- Exercise requirements
Pick out every line with the word "尿路上皮癌" and copy it.

- Data records
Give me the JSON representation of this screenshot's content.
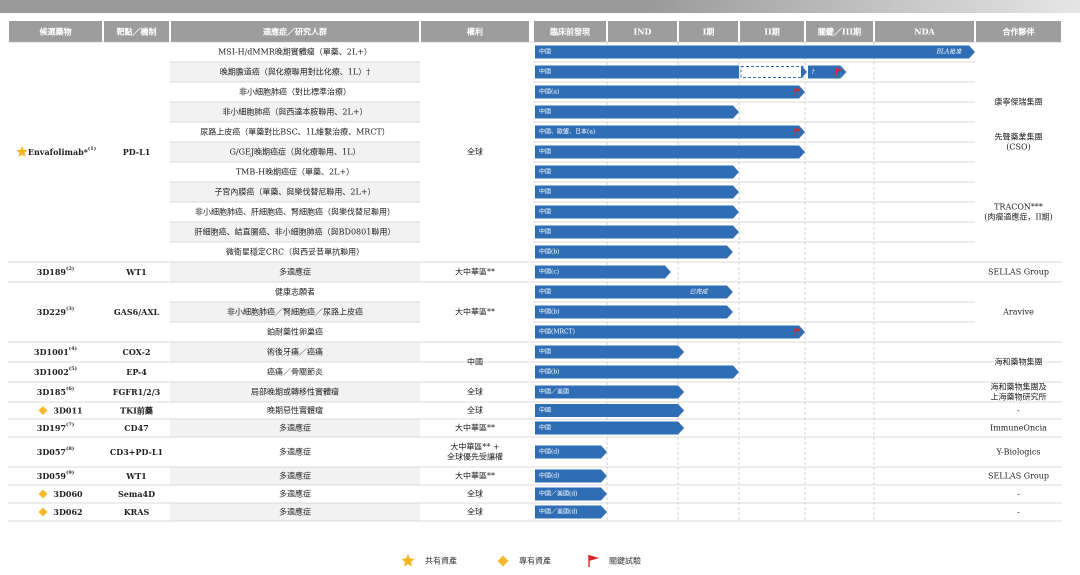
{
  "colors": {
    "header_bg": "#9d9d9d",
    "bar": "#2f6db5",
    "row_band": "#f2f2f2",
    "star": "#f3b61f",
    "diamond": "#f5b82e",
    "flag": "#d9252b"
  },
  "columns": {
    "drug": "候選藥物",
    "target": "靶點／機制",
    "indication": "適應症／研究人群",
    "rights": "權利",
    "preclinical": "臨床前發現",
    "ind": "IND",
    "ph1": "I期",
    "ph2": "II期",
    "pivotal": "關鍵／III期",
    "nda": "NDA",
    "partner": "合作夥伴"
  },
  "rows": [
    {
      "indication": "MSI-H/dMMR晚期實體瘤（單藥、2L+）",
      "bar_label": "中國",
      "stage": 6.0,
      "note": "BLA批准",
      "flag": false,
      "dashed": null
    },
    {
      "indication": "晚期膽道癌（與化療聯用對比化療、1L）†",
      "bar_label": "中國",
      "stage": 4.6,
      "note": "†",
      "flag": true,
      "dashed": [
        3.0,
        4.0
      ]
    },
    {
      "indication": "非小細胞肺癌（對比標準治療）",
      "bar_label": "中國(a)",
      "stage": 4.0,
      "note": "",
      "flag": true,
      "dashed": null
    },
    {
      "indication": "非小細胞肺癌（與西達本胺聯用、2L+）",
      "bar_label": "中國",
      "stage": 3.0,
      "note": "",
      "flag": false,
      "dashed": null
    },
    {
      "indication": "尿路上皮癌（單藥對比BSC、1L維繫治療、MRCT）",
      "bar_label": "中國、歐盟、日本(a)",
      "stage": 4.0,
      "note": "",
      "flag": true,
      "dashed": null
    },
    {
      "indication": "G/GEJ晚期癌症（與化療聯用、1L）",
      "bar_label": "中國",
      "stage": 4.0,
      "note": "",
      "flag": false,
      "dashed": null
    },
    {
      "indication": "TMB-H晚期癌症（單藥、2L+）",
      "bar_label": "中國",
      "stage": 3.0,
      "note": "",
      "flag": false,
      "dashed": null
    },
    {
      "indication": "子宮內膜癌（單藥、與樂伐替尼聯用、2L+）",
      "bar_label": "中國",
      "stage": 3.0,
      "note": "",
      "flag": false,
      "dashed": null
    },
    {
      "indication": "非小細胞肺癌、肝細胞癌、腎細胞癌（與樂伐替尼聯用）",
      "bar_label": "中國",
      "stage": 3.0,
      "note": "",
      "flag": false,
      "dashed": null
    },
    {
      "indication": "肝細胞癌、結直腸癌、非小細胞肺癌（與BD0801聯用）",
      "bar_label": "中國",
      "stage": 3.0,
      "note": "",
      "flag": false,
      "dashed": null
    },
    {
      "indication": "微衛星穩定CRC（與西妥昔單抗聯用）",
      "bar_label": "中國(b)",
      "stage": 2.9,
      "note": "",
      "flag": false,
      "dashed": null
    },
    {
      "indication": "多適應症",
      "bar_label": "中國(c)",
      "stage": 1.9,
      "note": "",
      "flag": false,
      "dashed": null
    },
    {
      "indication": "健康志願者",
      "bar_label": "中國",
      "stage": 2.9,
      "note": "已完成",
      "flag": false,
      "dashed": null
    },
    {
      "indication": "非小細胞肺癌／腎細胞癌／尿路上皮癌",
      "bar_label": "中國(b)",
      "stage": 2.9,
      "note": "",
      "flag": false,
      "dashed": null
    },
    {
      "indication": "鉑耐藥性卵巢癌",
      "bar_label": "中國(MRCT)",
      "stage": 4.0,
      "note": "",
      "flag": true,
      "dashed": null
    },
    {
      "indication": "術後牙痛／癌痛",
      "bar_label": "中國",
      "stage": 2.1,
      "note": "",
      "flag": false,
      "dashed": null
    },
    {
      "indication": "癌痛／骨關節炎",
      "bar_label": "中國(b)",
      "stage": 3.0,
      "note": "",
      "flag": false,
      "dashed": null
    },
    {
      "indication": "局部晚期或轉移性實體瘤",
      "bar_label": "中國／美國",
      "stage": 2.1,
      "note": "",
      "flag": false,
      "dashed": null
    },
    {
      "indication": "晚期惡性實體瘤",
      "bar_label": "中國",
      "stage": 2.1,
      "note": "",
      "flag": false,
      "dashed": null
    },
    {
      "indication": "多適應症",
      "bar_label": "中國",
      "stage": 2.1,
      "note": "",
      "flag": false,
      "dashed": null
    },
    {
      "indication": "多適應症",
      "bar_label": "中國(d)",
      "stage": 1.0,
      "note": "",
      "flag": false,
      "dashed": null
    },
    {
      "indication": "多適應症",
      "bar_label": "中國(d)",
      "stage": 1.0,
      "note": "",
      "flag": false,
      "dashed": null
    },
    {
      "indication": "多適應症",
      "bar_label": "中國／美國(d)",
      "stage": 1.0,
      "note": "",
      "flag": false,
      "dashed": null
    },
    {
      "indication": "多適應症",
      "bar_label": "中國／美國(d)",
      "stage": 1.0,
      "note": "",
      "flag": false,
      "dashed": null
    }
  ],
  "groups": [
    {
      "drug": "Envafolimab*",
      "sup": "(1)",
      "target": "PD-L1",
      "start": 0,
      "span": 11,
      "icon": "star-icon"
    },
    {
      "drug": "3D189",
      "sup": "(2)",
      "target": "WT1",
      "start": 11,
      "span": 1,
      "icon": ""
    },
    {
      "drug": "3D229",
      "sup": "(3)",
      "target": "GAS6/AXL",
      "start": 12,
      "span": 3,
      "icon": ""
    },
    {
      "drug": "3D1001",
      "sup": "(4)",
      "target": "COX-2",
      "start": 15,
      "span": 1,
      "icon": ""
    },
    {
      "drug": "3D1002",
      "sup": "(5)",
      "target": "EP-4",
      "start": 16,
      "span": 1,
      "icon": ""
    },
    {
      "drug": "3D185",
      "sup": "(6)",
      "target": "FGFR1/2/3",
      "start": 17,
      "span": 1,
      "icon": ""
    },
    {
      "drug": "3D011",
      "sup": "",
      "target": "TKI前藥",
      "start": 18,
      "span": 1,
      "icon": "diamond-icon"
    },
    {
      "drug": "3D197",
      "sup": "(7)",
      "target": "CD47",
      "start": 19,
      "span": 1,
      "icon": ""
    },
    {
      "drug": "3D057",
      "sup": "(8)",
      "target": "CD3+PD-L1",
      "start": 20,
      "span": 1,
      "icon": ""
    },
    {
      "drug": "3D059",
      "sup": "(9)",
      "target": "WT1",
      "start": 21,
      "span": 1,
      "icon": ""
    },
    {
      "drug": "3D060",
      "sup": "",
      "target": "Sema4D",
      "start": 22,
      "span": 1,
      "icon": "diamond-icon"
    },
    {
      "drug": "3D062",
      "sup": "",
      "target": "KRAS",
      "start": 23,
      "span": 1,
      "icon": "diamond-icon"
    }
  ],
  "rights_groups": [
    {
      "lines": [
        "全球"
      ],
      "start": 0,
      "span": 11
    },
    {
      "lines": [
        "大中華區**"
      ],
      "start": 11,
      "span": 1
    },
    {
      "lines": [
        "大中華區**"
      ],
      "start": 12,
      "span": 3
    },
    {
      "lines": [
        "中國"
      ],
      "start": 15,
      "span": 2
    },
    {
      "lines": [
        "全球"
      ],
      "start": 17,
      "span": 1
    },
    {
      "lines": [
        "全球"
      ],
      "start": 18,
      "span": 1
    },
    {
      "lines": [
        "大中華區**"
      ],
      "start": 19,
      "span": 1
    },
    {
      "lines": [
        "大中華區** +",
        "全球優先受讓權"
      ],
      "start": 20,
      "span": 1
    },
    {
      "lines": [
        "大中華區**"
      ],
      "start": 21,
      "span": 1
    },
    {
      "lines": [
        "全球"
      ],
      "start": 22,
      "span": 1
    },
    {
      "lines": [
        "全球"
      ],
      "start": 23,
      "span": 1
    }
  ],
  "partner_groups": [
    {
      "lines": [
        ""
      ],
      "start": 0,
      "span": 2
    },
    {
      "lines": [
        "康寧傑瑞集團"
      ],
      "start": 2,
      "span": 2
    },
    {
      "lines": [
        "先聲藥業集團",
        "(CSO)"
      ],
      "start": 4,
      "span": 2
    },
    {
      "lines": [
        ""
      ],
      "start": 6,
      "span": 1
    },
    {
      "lines": [
        "TRACON***",
        "(肉瘤適應症，II期)"
      ],
      "start": 7,
      "span": 3
    },
    {
      "lines": [
        ""
      ],
      "start": 10,
      "span": 1
    },
    {
      "lines": [
        "SELLAS Group"
      ],
      "start": 11,
      "span": 1
    },
    {
      "lines": [
        "Aravive"
      ],
      "start": 12,
      "span": 3
    },
    {
      "lines": [
        "海和藥物集團"
      ],
      "start": 15,
      "span": 2
    },
    {
      "lines": [
        "海和藥物集團及",
        "上海藥物研究所"
      ],
      "start": 17,
      "span": 1
    },
    {
      "lines": [
        "-"
      ],
      "start": 18,
      "span": 1
    },
    {
      "lines": [
        "ImmuneOncia"
      ],
      "start": 19,
      "span": 1
    },
    {
      "lines": [
        "Y-Biologics"
      ],
      "start": 20,
      "span": 1
    },
    {
      "lines": [
        "SELLAS Group"
      ],
      "start": 21,
      "span": 1
    },
    {
      "lines": [
        "-"
      ],
      "start": 22,
      "span": 1
    },
    {
      "lines": [
        "-"
      ],
      "start": 23,
      "span": 1
    }
  ],
  "legend": [
    {
      "icon": "star-icon",
      "label": "共有資產"
    },
    {
      "icon": "diamond-icon",
      "label": "專有資產"
    },
    {
      "icon": "flag-icon",
      "label": "關鍵試驗"
    }
  ]
}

- Written response
      "indication": "尿路上皮癌（單藥對比BSC、1L維繫治療、MRCT）",
      "indication": "非小細胞肺癌／腎細胞癌／尿路上皮癌",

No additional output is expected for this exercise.